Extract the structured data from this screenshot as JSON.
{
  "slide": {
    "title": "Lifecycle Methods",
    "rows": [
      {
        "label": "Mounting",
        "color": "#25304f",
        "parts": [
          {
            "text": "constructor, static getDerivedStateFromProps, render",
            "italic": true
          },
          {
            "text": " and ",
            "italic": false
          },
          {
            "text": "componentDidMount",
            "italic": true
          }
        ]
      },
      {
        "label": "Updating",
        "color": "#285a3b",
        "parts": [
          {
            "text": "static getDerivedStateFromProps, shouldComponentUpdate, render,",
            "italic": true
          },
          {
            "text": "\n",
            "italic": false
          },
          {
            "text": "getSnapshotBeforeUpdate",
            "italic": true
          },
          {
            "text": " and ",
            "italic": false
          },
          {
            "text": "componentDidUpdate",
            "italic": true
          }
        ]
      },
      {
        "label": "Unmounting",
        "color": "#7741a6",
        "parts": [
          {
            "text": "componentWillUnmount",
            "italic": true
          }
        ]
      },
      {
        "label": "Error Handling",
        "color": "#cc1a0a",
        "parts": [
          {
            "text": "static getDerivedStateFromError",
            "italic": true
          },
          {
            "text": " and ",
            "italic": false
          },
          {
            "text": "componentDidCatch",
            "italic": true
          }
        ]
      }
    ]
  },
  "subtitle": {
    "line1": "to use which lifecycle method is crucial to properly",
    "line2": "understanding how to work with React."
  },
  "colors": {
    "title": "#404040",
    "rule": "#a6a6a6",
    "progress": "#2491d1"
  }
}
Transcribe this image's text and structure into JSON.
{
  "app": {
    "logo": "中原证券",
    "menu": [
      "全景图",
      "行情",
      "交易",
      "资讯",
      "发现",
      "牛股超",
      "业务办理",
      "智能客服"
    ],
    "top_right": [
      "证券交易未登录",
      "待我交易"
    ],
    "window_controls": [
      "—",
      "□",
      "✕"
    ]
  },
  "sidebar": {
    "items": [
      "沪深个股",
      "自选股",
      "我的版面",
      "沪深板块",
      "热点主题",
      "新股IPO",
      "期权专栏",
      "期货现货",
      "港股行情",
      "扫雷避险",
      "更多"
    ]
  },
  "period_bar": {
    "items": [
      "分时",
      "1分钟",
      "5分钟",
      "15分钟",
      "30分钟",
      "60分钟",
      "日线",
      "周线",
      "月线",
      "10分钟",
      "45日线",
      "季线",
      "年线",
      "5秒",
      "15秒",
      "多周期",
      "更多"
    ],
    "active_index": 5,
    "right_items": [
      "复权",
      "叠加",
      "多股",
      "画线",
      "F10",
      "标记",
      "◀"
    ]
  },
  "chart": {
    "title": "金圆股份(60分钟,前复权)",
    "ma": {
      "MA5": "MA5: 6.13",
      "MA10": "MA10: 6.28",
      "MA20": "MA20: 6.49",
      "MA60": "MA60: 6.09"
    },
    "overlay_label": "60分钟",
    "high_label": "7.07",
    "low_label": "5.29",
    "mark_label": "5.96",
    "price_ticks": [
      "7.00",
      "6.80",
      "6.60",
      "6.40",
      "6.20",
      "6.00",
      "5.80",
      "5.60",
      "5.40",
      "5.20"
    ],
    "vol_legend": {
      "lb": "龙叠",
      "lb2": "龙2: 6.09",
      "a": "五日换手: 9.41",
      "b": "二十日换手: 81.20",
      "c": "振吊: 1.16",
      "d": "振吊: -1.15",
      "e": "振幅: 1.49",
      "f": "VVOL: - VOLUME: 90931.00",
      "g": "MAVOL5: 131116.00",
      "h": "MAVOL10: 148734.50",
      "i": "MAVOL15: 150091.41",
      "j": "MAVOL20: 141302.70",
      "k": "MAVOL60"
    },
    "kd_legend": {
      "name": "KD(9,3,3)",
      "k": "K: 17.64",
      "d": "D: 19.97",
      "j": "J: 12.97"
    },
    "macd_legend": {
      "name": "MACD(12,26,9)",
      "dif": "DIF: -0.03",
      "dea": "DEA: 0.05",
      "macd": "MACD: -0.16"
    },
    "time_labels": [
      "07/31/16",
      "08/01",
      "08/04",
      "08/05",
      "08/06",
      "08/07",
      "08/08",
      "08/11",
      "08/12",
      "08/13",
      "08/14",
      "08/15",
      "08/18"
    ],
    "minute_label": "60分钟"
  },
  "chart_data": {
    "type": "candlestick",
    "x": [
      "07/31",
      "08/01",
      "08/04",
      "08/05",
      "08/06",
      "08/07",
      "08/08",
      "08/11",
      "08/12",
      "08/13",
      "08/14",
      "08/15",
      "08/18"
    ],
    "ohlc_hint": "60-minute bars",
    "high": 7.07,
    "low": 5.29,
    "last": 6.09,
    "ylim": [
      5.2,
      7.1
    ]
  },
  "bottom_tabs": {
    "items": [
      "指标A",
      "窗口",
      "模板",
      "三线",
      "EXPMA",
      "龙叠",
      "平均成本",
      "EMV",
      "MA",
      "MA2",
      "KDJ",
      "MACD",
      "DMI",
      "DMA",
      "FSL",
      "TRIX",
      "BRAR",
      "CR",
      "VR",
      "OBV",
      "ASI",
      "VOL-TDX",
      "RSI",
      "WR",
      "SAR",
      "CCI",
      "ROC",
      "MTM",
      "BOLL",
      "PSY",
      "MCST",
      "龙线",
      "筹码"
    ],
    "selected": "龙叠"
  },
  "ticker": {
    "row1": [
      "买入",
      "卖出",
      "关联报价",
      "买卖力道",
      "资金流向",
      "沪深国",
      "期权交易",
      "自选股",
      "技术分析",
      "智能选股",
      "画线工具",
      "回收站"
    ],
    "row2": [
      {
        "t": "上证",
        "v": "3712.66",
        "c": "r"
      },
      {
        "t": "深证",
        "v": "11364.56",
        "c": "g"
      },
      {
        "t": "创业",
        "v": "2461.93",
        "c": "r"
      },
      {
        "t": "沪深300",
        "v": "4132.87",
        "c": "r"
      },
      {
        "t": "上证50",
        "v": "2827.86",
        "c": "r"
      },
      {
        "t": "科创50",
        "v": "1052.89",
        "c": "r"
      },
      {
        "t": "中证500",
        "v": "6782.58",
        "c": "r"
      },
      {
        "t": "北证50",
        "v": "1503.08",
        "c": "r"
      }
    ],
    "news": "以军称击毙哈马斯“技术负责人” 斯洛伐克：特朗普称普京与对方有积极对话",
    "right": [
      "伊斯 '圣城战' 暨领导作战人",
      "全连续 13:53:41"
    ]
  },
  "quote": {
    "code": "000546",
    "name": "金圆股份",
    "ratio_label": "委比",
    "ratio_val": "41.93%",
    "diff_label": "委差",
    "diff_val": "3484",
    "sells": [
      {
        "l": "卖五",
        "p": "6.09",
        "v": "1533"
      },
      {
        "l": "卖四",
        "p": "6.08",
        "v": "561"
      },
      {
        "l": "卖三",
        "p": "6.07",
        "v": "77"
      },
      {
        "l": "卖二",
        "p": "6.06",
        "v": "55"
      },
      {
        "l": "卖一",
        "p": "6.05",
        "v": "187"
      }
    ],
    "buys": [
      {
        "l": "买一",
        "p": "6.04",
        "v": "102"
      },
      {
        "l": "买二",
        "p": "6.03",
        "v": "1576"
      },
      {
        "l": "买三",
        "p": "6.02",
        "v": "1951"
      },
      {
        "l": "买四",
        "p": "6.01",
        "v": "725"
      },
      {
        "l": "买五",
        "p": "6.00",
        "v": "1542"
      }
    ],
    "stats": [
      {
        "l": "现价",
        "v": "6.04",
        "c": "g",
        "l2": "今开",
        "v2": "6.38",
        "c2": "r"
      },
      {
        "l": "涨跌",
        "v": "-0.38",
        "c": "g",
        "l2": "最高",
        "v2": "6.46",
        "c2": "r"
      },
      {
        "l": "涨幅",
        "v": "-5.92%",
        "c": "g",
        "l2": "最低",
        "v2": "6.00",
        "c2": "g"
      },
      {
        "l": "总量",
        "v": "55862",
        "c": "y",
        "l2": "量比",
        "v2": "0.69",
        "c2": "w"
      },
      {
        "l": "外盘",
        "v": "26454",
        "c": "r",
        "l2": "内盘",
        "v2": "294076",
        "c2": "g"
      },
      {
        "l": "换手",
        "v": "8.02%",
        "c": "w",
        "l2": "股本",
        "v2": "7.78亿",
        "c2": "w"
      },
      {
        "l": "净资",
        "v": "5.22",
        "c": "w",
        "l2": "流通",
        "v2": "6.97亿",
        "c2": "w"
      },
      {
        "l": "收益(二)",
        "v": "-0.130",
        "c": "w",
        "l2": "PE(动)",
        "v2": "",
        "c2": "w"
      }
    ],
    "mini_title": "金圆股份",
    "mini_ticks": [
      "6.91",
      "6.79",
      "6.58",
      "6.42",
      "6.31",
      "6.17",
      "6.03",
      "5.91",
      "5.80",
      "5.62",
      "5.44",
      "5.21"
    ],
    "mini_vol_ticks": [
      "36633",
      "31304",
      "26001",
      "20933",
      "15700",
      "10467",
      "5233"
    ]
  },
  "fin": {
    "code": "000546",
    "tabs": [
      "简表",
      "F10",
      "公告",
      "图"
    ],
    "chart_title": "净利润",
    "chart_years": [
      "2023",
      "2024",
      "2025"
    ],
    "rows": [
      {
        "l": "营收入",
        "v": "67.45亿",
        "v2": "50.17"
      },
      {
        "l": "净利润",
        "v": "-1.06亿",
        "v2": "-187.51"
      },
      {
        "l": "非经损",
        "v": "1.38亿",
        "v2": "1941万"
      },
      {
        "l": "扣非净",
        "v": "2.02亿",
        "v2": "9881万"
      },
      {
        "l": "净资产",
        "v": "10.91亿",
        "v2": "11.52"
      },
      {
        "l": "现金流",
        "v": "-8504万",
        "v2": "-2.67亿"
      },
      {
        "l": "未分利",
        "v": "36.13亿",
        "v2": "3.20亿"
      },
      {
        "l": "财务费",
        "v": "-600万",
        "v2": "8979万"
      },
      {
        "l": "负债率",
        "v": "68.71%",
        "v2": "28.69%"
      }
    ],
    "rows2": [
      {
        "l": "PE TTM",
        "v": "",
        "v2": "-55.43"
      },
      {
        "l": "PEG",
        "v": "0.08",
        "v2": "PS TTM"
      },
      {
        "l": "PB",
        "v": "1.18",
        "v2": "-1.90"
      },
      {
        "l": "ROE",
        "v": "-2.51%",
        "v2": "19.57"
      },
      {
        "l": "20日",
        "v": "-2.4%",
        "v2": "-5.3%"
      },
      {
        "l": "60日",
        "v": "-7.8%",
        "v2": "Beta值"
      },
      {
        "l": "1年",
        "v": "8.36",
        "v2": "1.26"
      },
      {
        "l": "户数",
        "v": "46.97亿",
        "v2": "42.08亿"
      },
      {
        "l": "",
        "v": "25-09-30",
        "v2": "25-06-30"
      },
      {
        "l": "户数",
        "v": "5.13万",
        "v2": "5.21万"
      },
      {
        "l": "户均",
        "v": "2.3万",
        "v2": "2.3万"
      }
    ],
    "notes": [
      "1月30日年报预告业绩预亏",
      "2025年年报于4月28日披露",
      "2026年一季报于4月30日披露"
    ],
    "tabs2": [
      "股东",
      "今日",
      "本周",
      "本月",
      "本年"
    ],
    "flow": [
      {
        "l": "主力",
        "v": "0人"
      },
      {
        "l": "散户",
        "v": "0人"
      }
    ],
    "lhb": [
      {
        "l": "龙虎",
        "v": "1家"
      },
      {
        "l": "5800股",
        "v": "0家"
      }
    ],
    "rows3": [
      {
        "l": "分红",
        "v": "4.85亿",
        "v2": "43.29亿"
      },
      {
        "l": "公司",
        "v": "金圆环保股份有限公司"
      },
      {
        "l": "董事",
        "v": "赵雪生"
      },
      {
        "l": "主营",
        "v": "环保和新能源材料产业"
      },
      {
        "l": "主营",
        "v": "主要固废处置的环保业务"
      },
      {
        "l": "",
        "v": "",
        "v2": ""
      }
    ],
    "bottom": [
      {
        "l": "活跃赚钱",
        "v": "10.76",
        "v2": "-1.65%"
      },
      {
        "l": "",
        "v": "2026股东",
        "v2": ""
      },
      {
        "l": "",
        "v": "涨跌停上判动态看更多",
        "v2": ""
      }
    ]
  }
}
------------------------------------------------
#### [Task statement]
Write out every line of the preceding listing that contains "this".

#### [Written response]
Extract the structured data from this screenshot as JSON.
Transcribe this image's text and structure into JSON.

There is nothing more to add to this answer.